> [YOUR TASK] Below are records. Copy every line with "this" in it.

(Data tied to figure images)
● ● ●

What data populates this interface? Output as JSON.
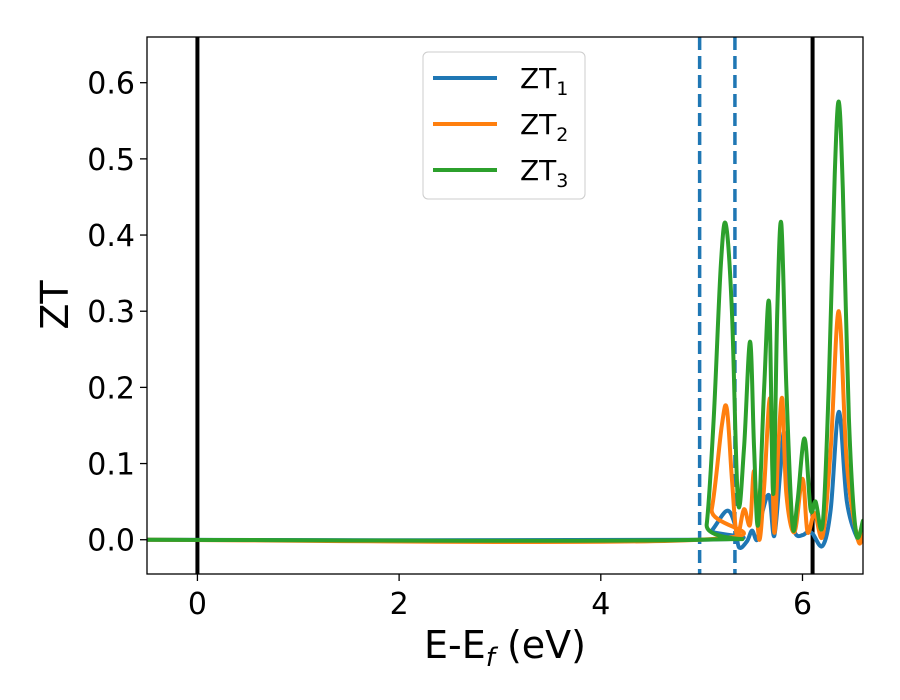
{
  "chart_data": {
    "type": "line",
    "xlabel": "E-E",
    "xlabel_sub": "f",
    "xlabel_unit": " (eV)",
    "ylabel": "ZT",
    "xlim": [
      -0.5,
      6.6
    ],
    "ylim": [
      -0.045,
      0.66
    ],
    "x_ticks": [
      0,
      2,
      4,
      6
    ],
    "x_tick_labels": [
      "0",
      "2",
      "4",
      "6"
    ],
    "y_ticks": [
      0.0,
      0.1,
      0.2,
      0.3,
      0.4,
      0.5,
      0.6
    ],
    "y_tick_labels": [
      "0.0",
      "0.1",
      "0.2",
      "0.3",
      "0.4",
      "0.5",
      "0.6"
    ],
    "grid": false,
    "legend_position": "top-center",
    "colors": {
      "ZT1": "#1f77b4",
      "ZT2": "#ff7f0e",
      "ZT3": "#2ca02c",
      "solid_vline": "#000000",
      "dashed_vline": "#1f77b4"
    },
    "vertical_lines": [
      {
        "x": 0.0,
        "style": "solid",
        "color": "#000000"
      },
      {
        "x": 6.1,
        "style": "solid",
        "color": "#000000"
      },
      {
        "x": 4.98,
        "style": "dashed",
        "color": "#1f77b4"
      },
      {
        "x": 5.33,
        "style": "dashed",
        "color": "#1f77b4"
      }
    ],
    "series": [
      {
        "name": "ZT",
        "name_sub": "1",
        "color": "#1f77b4",
        "points": [
          [
            -0.5,
            0.0
          ],
          [
            4.98,
            0.0
          ],
          [
            5.1,
            0.012
          ],
          [
            5.25,
            0.038
          ],
          [
            5.33,
            0.02
          ],
          [
            5.37,
            -0.01
          ],
          [
            5.45,
            -0.002
          ],
          [
            5.5,
            0.012
          ],
          [
            5.55,
            0.0
          ],
          [
            5.6,
            0.035
          ],
          [
            5.67,
            0.058
          ],
          [
            5.72,
            0.005
          ],
          [
            5.78,
            0.09
          ],
          [
            5.82,
            0.14
          ],
          [
            5.87,
            0.04
          ],
          [
            5.93,
            0.008
          ],
          [
            6.0,
            0.006
          ],
          [
            6.05,
            0.01
          ],
          [
            6.1,
            0.008
          ],
          [
            6.2,
            -0.008
          ],
          [
            6.28,
            0.04
          ],
          [
            6.36,
            0.168
          ],
          [
            6.44,
            0.05
          ],
          [
            6.55,
            0.0
          ],
          [
            6.6,
            0.005
          ]
        ]
      },
      {
        "name": "ZT",
        "name_sub": "2",
        "color": "#ff7f0e",
        "points": [
          [
            -0.5,
            0.0
          ],
          [
            4.98,
            0.0
          ],
          [
            5.1,
            0.04
          ],
          [
            5.2,
            0.15
          ],
          [
            5.25,
            0.172
          ],
          [
            5.3,
            0.08
          ],
          [
            5.35,
            0.005
          ],
          [
            5.42,
            0.04
          ],
          [
            5.48,
            0.02
          ],
          [
            5.52,
            0.09
          ],
          [
            5.57,
            0.0
          ],
          [
            5.62,
            0.07
          ],
          [
            5.68,
            0.185
          ],
          [
            5.72,
            0.01
          ],
          [
            5.76,
            0.12
          ],
          [
            5.8,
            0.185
          ],
          [
            5.84,
            0.06
          ],
          [
            5.92,
            0.01
          ],
          [
            6.0,
            0.08
          ],
          [
            6.05,
            0.01
          ],
          [
            6.12,
            0.035
          ],
          [
            6.2,
            0.005
          ],
          [
            6.28,
            0.12
          ],
          [
            6.36,
            0.3
          ],
          [
            6.44,
            0.1
          ],
          [
            6.55,
            0.0
          ],
          [
            6.6,
            0.01
          ]
        ]
      },
      {
        "name": "ZT",
        "name_sub": "3",
        "color": "#2ca02c",
        "points": [
          [
            -0.5,
            0.0
          ],
          [
            4.98,
            0.0
          ],
          [
            5.05,
            0.02
          ],
          [
            5.12,
            0.16
          ],
          [
            5.19,
            0.36
          ],
          [
            5.24,
            0.414
          ],
          [
            5.3,
            0.3
          ],
          [
            5.36,
            0.05
          ],
          [
            5.42,
            0.12
          ],
          [
            5.48,
            0.26
          ],
          [
            5.52,
            0.12
          ],
          [
            5.56,
            0.02
          ],
          [
            5.62,
            0.2
          ],
          [
            5.67,
            0.31
          ],
          [
            5.71,
            0.06
          ],
          [
            5.75,
            0.3
          ],
          [
            5.79,
            0.415
          ],
          [
            5.84,
            0.2
          ],
          [
            5.9,
            0.02
          ],
          [
            5.95,
            0.05
          ],
          [
            6.02,
            0.133
          ],
          [
            6.08,
            0.04
          ],
          [
            6.13,
            0.05
          ],
          [
            6.2,
            0.02
          ],
          [
            6.26,
            0.2
          ],
          [
            6.32,
            0.48
          ],
          [
            6.36,
            0.575
          ],
          [
            6.4,
            0.46
          ],
          [
            6.46,
            0.16
          ],
          [
            6.53,
            0.01
          ],
          [
            6.6,
            0.025
          ]
        ]
      }
    ]
  }
}
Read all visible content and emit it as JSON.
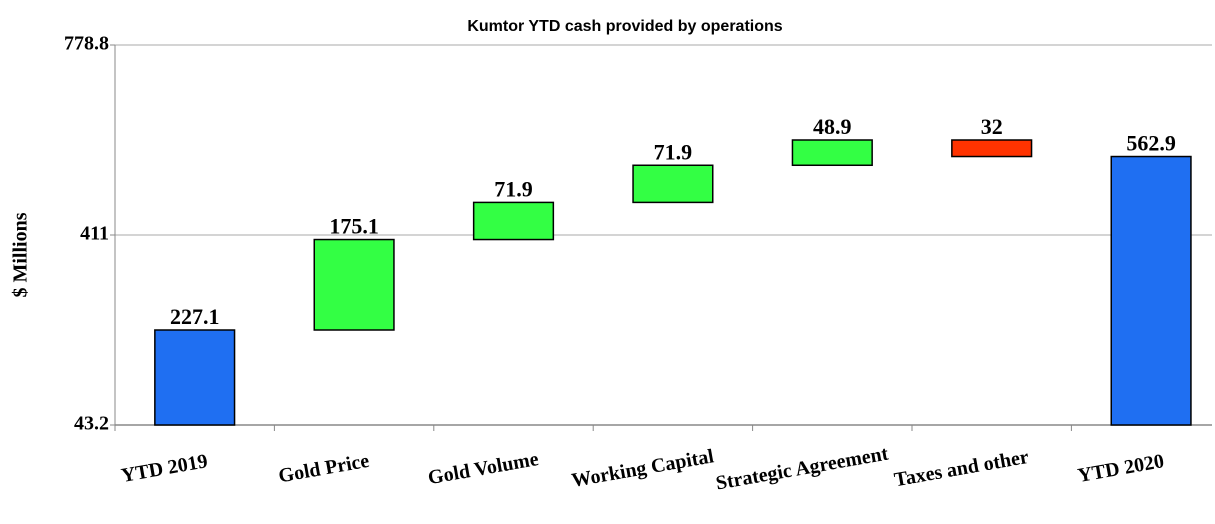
{
  "chart_data": {
    "type": "waterfall",
    "title": "Kumtor YTD cash provided by operations",
    "y_label": "$ Millions",
    "categories": [
      "YTD 2019",
      "Gold Price",
      "Gold Volume",
      "Working Capital",
      "Strategic Agreement",
      "Taxes and other",
      "YTD 2020"
    ],
    "values": [
      227.1,
      175.1,
      71.9,
      71.9,
      48.9,
      32.0,
      562.9
    ],
    "measure": [
      "absolute",
      "increase",
      "increase",
      "increase",
      "increase",
      "decrease",
      "absolute"
    ],
    "colors": {
      "absolute": "#1f6ff2",
      "increase": "#33ff44",
      "decrease": "#ff3300"
    },
    "ylim": [
      43.2,
      778.8
    ],
    "yticks": [
      43.2,
      411.0,
      778.8
    ],
    "grid": true
  }
}
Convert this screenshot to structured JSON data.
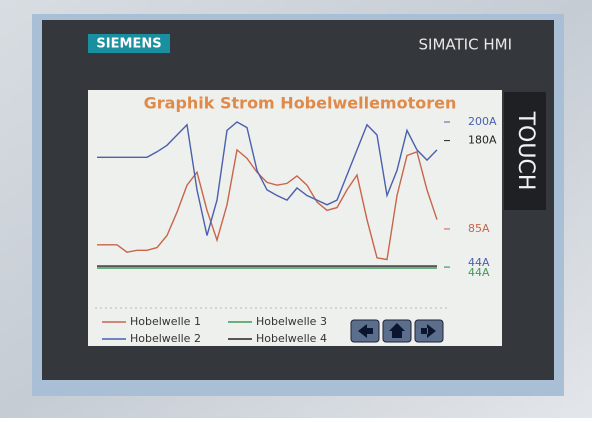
{
  "device": {
    "brand": "SIEMENS",
    "model": "SIMATIC HMI",
    "label": "TOUCH"
  },
  "chart_data": {
    "type": "line",
    "title": "Graphik Strom Hobelwellemotoren",
    "ylim": [
      0,
      200
    ],
    "series": [
      {
        "name": "Hobelwelle 1",
        "color": "#c8654a",
        "values": [
          68,
          68,
          68,
          60,
          62,
          62,
          65,
          78,
          103,
          132,
          146,
          105,
          73,
          111,
          170,
          161,
          146,
          135,
          132,
          134,
          142,
          132,
          114,
          105,
          108,
          127,
          143,
          95,
          54,
          52,
          121,
          164,
          168,
          127,
          95
        ]
      },
      {
        "name": "Hobelwelle 2",
        "color": "#4a5fae",
        "values": [
          162,
          162,
          162,
          162,
          162,
          162,
          168,
          175,
          186,
          197,
          127,
          78,
          116,
          191,
          200,
          194,
          148,
          127,
          121,
          116,
          129,
          121,
          116,
          111,
          116,
          143,
          170,
          197,
          186,
          121,
          148,
          191,
          170,
          159,
          170
        ]
      },
      {
        "name": "Hobelwelle 3",
        "color": "#3f9a5a",
        "values": [
          43,
          43,
          43,
          43,
          43,
          43,
          43,
          43,
          43,
          43,
          43,
          43,
          43,
          43,
          43,
          43,
          43,
          43,
          43,
          43,
          43,
          43,
          43,
          43,
          43,
          43,
          43,
          43,
          43,
          43,
          43,
          43,
          43,
          43,
          43
        ]
      },
      {
        "name": "Hobelwelle 4",
        "color": "#222222",
        "values": [
          45,
          45,
          45,
          45,
          45,
          45,
          45,
          45,
          45,
          45,
          45,
          45,
          45,
          45,
          45,
          45,
          45,
          45,
          45,
          45,
          45,
          45,
          45,
          45,
          45,
          45,
          45,
          45,
          45,
          45,
          45,
          45,
          45,
          45,
          45
        ]
      }
    ],
    "annotations": [
      {
        "value": 200,
        "label": "200A",
        "color": "#4a5fae"
      },
      {
        "value": 180,
        "label": "180A",
        "color": "#222222"
      },
      {
        "value": 85,
        "label": "85A",
        "color": "#c8654a"
      },
      {
        "value": 44,
        "label": "44A",
        "color": "#4a5fae"
      },
      {
        "value": 44,
        "label": "44A",
        "color": "#3f9a5a"
      }
    ]
  }
}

● ● ●

> [WRITTEN SOLUTION]
What data populates this interface? Output as JSON.
Convert this screenshot to structured JSON data.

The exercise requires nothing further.